## PROBLEM TO SOLVE:
Every line with the string "maréchal" should be gathered.

start DATASET RECORDS

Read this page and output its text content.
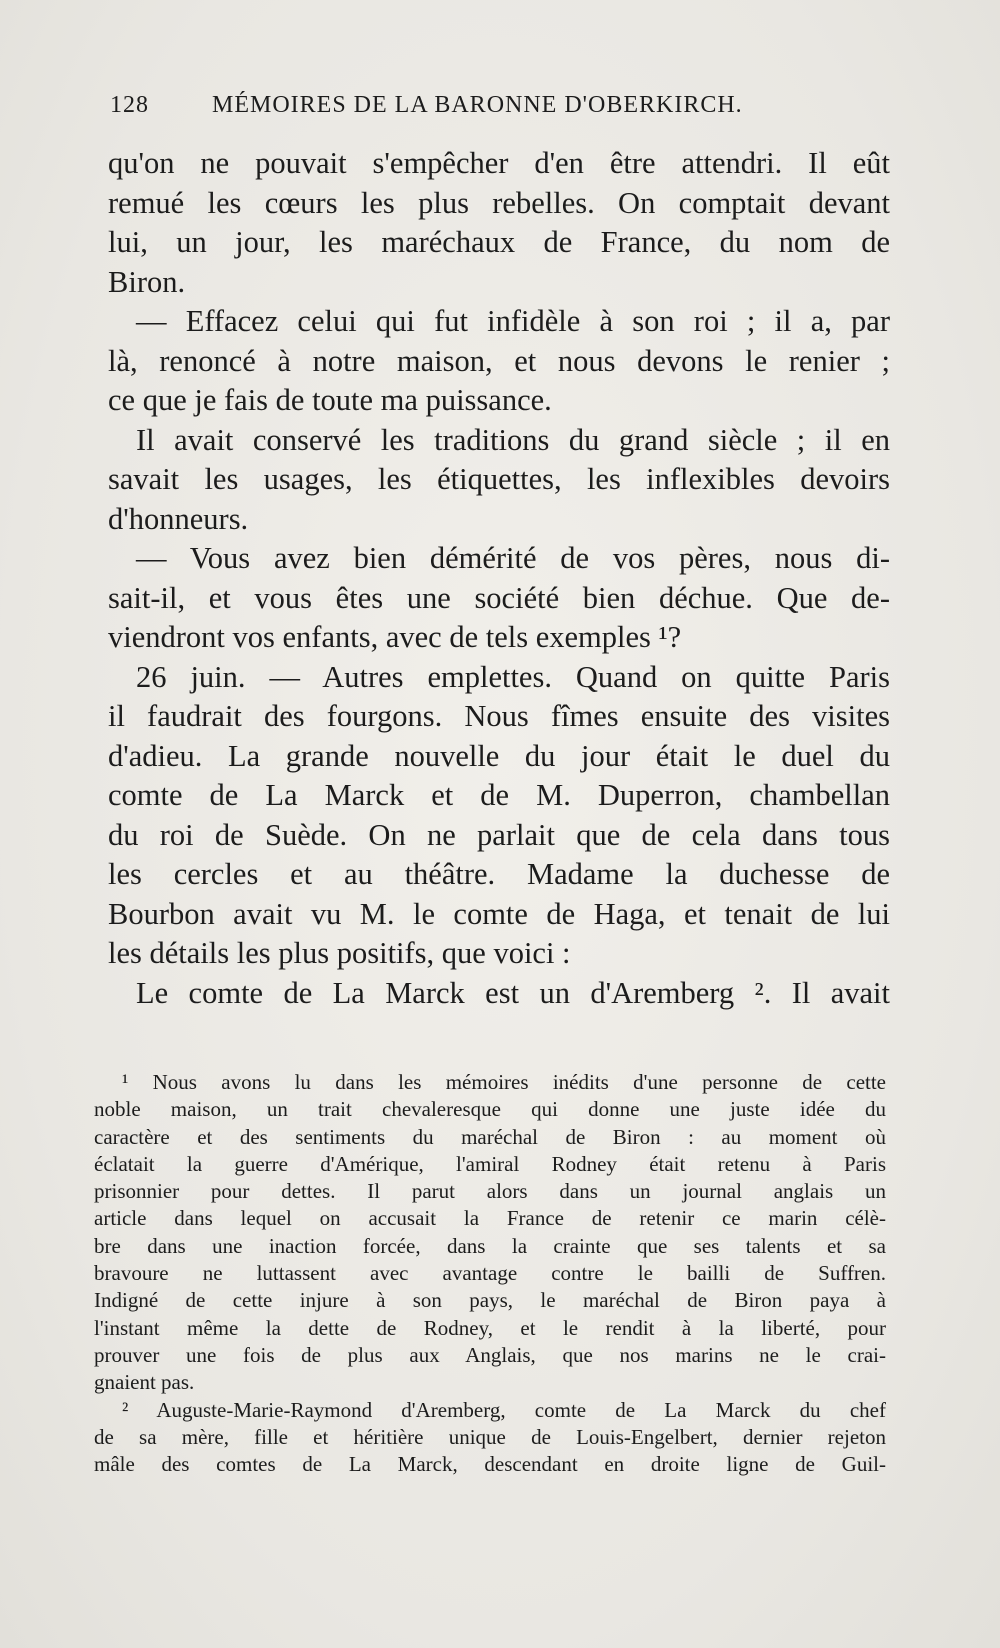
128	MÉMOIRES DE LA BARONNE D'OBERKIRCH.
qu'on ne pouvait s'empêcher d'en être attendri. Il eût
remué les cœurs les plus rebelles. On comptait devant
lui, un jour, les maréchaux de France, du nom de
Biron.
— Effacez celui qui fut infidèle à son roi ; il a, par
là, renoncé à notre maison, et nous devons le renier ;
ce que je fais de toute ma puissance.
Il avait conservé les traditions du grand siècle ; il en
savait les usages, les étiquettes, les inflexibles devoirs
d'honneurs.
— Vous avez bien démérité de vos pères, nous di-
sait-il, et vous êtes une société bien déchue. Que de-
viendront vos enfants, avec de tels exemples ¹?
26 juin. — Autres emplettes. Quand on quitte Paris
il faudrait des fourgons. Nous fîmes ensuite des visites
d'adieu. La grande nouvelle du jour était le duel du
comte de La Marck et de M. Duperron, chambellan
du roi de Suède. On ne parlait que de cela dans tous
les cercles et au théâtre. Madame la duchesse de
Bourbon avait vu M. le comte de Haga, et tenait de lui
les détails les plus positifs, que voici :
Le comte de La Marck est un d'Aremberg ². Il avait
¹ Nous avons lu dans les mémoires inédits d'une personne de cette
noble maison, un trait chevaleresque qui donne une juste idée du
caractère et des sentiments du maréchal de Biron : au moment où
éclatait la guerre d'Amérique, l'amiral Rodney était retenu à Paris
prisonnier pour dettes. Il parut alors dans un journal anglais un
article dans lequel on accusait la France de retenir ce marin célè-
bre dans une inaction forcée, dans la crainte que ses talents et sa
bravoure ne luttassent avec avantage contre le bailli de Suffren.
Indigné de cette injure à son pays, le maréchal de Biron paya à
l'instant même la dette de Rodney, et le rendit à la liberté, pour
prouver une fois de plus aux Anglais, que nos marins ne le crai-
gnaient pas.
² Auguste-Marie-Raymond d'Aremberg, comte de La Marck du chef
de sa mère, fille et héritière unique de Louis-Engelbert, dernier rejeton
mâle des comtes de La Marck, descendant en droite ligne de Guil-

end DATASET RECORDS
start DATASET RECORDS

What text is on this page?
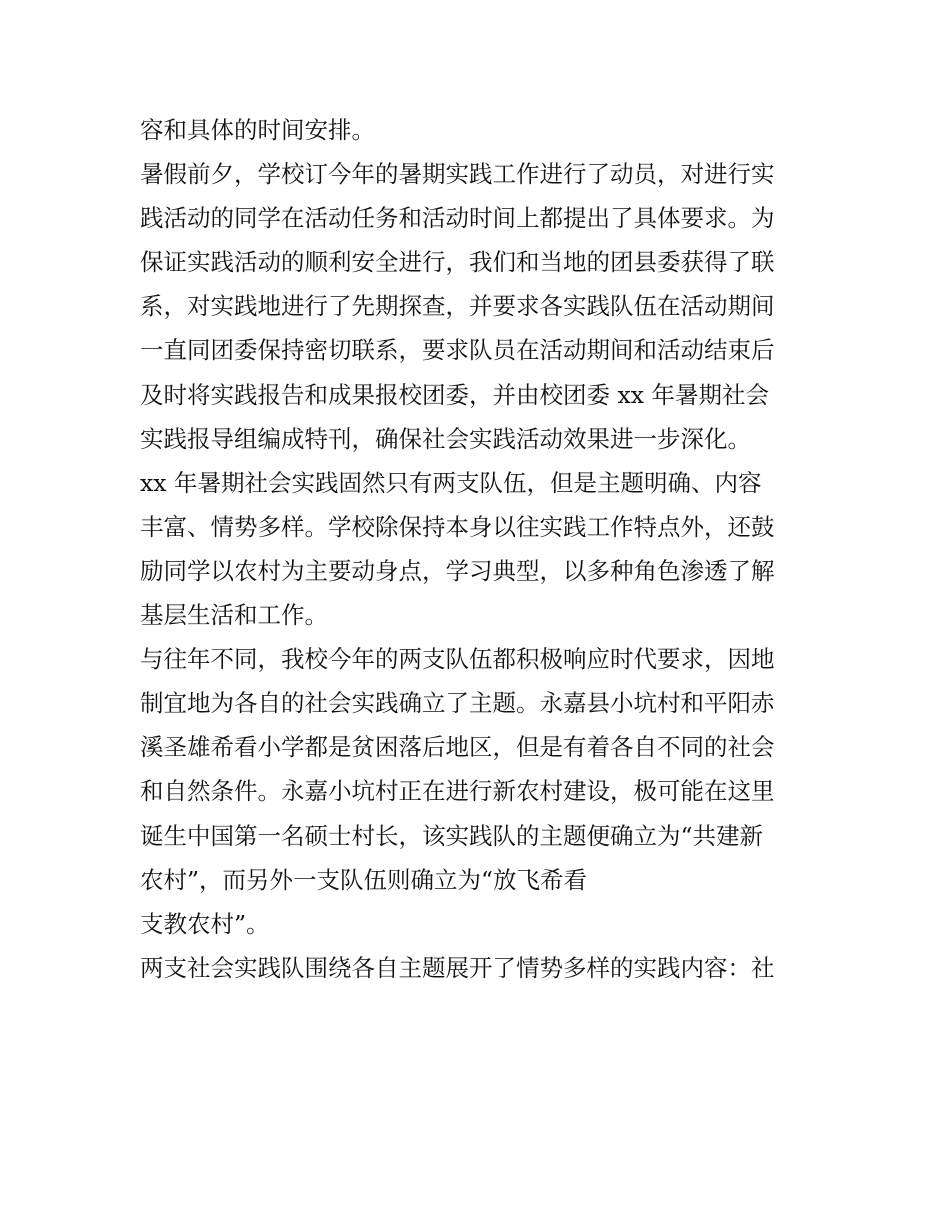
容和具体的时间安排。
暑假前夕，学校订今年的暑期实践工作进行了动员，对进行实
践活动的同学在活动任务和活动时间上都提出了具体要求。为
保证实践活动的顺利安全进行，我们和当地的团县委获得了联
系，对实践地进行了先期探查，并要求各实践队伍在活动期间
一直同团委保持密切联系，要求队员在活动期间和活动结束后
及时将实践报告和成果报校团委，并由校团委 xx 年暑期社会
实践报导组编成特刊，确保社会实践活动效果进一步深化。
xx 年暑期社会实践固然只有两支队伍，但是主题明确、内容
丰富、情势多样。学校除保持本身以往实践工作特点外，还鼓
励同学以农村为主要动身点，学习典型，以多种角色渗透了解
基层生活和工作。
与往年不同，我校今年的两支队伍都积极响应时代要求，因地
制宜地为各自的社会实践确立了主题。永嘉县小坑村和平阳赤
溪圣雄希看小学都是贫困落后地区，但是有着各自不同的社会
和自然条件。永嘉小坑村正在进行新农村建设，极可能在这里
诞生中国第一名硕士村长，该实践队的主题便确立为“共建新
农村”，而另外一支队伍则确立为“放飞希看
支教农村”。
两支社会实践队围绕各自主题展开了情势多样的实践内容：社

end DATASET RECORDS

## SOLUTION:
caractère et des sentiments du maréchal de Biron : au moment où
Indigné de cette injure à son pays, le maréchal de Biron paya à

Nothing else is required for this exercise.